WRITTEN INSTRUCTION:
Find each line containing the string "name" and return it.
────────────────────────────────────────
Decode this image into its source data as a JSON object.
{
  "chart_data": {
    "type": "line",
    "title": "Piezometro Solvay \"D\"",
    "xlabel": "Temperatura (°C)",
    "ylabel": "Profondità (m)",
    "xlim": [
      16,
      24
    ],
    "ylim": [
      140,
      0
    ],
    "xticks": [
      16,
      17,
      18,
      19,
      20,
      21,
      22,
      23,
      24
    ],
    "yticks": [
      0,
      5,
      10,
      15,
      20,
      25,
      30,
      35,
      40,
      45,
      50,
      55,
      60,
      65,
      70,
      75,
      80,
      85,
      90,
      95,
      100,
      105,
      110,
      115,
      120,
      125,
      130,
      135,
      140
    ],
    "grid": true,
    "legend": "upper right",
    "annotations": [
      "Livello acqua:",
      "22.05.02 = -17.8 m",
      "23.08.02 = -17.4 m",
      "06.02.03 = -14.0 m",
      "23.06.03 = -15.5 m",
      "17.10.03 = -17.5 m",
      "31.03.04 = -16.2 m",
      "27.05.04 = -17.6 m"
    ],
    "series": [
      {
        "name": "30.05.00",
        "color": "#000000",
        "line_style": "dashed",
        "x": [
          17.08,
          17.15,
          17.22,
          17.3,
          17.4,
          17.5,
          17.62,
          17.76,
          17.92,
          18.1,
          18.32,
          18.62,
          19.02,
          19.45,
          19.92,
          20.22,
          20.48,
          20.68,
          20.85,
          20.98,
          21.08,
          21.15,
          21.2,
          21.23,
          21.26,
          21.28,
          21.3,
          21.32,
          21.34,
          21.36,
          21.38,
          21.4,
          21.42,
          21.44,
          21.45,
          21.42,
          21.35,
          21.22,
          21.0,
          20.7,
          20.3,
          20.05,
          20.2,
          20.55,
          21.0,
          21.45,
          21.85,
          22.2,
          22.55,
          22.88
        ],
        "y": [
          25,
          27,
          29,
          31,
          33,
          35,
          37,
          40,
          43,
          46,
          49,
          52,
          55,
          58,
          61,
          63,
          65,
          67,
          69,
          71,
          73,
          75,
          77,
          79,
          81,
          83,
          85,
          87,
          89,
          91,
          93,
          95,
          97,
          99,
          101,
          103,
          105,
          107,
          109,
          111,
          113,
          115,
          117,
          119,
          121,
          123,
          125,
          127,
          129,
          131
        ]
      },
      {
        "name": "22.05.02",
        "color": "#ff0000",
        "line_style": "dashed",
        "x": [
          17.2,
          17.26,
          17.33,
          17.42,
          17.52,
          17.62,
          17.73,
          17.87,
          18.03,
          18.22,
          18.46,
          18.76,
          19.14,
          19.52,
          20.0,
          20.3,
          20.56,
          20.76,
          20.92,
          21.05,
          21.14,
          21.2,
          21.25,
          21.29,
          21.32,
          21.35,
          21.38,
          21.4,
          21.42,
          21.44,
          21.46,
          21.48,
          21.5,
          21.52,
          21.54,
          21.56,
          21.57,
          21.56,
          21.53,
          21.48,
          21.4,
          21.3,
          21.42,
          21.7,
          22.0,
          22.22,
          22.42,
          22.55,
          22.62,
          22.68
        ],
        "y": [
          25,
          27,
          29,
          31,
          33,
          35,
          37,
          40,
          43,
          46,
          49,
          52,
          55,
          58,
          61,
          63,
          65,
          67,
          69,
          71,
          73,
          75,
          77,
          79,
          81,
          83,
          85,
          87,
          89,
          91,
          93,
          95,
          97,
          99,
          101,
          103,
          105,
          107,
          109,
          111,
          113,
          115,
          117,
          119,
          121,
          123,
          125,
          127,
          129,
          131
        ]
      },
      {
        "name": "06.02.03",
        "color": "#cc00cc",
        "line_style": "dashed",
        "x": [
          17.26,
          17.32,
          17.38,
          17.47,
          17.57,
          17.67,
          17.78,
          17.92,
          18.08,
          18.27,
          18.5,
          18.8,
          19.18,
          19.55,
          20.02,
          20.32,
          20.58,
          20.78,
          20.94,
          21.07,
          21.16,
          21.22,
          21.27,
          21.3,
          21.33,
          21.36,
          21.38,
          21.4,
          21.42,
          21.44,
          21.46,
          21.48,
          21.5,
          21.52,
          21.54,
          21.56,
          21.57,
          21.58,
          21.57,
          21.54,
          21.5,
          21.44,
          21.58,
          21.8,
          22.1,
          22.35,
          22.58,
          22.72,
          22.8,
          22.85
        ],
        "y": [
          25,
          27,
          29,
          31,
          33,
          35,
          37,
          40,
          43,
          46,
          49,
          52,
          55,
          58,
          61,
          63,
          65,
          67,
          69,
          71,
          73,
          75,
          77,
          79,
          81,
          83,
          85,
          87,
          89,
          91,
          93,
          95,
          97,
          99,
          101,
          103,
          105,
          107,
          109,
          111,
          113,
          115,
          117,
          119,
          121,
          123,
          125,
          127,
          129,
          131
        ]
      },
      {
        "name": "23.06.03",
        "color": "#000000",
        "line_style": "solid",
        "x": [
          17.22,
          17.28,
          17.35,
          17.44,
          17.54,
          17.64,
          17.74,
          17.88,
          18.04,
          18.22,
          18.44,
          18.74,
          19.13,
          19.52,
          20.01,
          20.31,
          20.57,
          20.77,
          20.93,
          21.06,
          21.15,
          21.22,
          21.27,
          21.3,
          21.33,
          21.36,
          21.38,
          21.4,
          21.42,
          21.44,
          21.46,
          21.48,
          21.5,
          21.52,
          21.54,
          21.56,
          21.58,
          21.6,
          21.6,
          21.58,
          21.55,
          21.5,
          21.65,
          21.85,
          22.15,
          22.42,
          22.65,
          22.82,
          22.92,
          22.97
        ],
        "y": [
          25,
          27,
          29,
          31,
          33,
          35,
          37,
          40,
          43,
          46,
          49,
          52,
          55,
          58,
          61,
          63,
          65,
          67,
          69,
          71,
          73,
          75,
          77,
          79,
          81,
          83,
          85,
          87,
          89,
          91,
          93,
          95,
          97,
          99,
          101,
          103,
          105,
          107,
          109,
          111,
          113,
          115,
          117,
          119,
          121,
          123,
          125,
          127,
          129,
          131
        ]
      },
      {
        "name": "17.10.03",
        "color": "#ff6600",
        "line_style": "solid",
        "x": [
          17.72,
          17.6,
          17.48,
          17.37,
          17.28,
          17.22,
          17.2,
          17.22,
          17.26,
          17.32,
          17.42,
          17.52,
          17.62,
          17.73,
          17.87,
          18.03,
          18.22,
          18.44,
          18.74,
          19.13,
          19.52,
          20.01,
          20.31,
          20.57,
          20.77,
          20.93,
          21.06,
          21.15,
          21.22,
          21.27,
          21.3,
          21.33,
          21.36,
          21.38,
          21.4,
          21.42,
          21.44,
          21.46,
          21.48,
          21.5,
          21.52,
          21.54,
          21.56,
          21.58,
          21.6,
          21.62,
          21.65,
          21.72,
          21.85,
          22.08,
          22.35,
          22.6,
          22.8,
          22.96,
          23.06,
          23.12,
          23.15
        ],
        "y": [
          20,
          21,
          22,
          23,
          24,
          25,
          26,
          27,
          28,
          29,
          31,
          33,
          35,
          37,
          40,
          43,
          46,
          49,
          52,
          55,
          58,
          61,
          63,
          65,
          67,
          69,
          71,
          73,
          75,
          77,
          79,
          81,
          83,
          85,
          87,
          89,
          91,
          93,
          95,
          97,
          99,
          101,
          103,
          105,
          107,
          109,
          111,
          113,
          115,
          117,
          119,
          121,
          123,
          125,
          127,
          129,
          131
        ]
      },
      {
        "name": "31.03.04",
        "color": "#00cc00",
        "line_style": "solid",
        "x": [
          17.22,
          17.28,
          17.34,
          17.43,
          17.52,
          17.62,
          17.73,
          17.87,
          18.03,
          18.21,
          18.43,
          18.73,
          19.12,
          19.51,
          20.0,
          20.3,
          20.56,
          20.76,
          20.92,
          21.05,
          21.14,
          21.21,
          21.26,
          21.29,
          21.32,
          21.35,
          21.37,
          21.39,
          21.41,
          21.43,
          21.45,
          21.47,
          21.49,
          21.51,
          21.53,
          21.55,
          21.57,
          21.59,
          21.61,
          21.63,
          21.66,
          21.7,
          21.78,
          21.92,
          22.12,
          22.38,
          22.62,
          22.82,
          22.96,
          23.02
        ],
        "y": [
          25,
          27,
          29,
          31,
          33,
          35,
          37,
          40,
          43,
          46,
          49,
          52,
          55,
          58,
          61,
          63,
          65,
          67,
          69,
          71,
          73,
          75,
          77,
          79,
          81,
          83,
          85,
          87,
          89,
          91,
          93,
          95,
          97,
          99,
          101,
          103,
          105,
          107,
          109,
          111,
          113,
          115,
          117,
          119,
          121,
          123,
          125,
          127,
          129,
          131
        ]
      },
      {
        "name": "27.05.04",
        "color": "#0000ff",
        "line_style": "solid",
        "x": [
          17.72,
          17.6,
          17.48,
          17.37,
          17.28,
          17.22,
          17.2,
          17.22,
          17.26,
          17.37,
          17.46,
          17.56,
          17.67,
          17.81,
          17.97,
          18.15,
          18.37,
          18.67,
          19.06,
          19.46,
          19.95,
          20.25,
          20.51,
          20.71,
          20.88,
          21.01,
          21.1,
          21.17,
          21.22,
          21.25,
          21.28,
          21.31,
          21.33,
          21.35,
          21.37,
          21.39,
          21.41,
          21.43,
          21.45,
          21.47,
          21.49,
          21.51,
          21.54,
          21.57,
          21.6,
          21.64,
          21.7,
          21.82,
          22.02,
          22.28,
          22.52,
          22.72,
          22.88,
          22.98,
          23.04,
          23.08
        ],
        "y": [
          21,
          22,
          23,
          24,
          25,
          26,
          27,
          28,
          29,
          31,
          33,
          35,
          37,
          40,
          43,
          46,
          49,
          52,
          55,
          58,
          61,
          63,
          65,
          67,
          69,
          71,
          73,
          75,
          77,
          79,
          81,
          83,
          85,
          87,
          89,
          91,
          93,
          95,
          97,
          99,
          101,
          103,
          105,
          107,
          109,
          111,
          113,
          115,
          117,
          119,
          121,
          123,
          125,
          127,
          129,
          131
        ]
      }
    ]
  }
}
────────────────────────────────────────
FINAL ANSWER:
        "name": "30.05.00",
        "name": "22.05.02",
        "name": "06.02.03",
        "name": "23.06.03",
        "name": "17.10.03",
        "name": "31.03.04",
        "name": "27.05.04",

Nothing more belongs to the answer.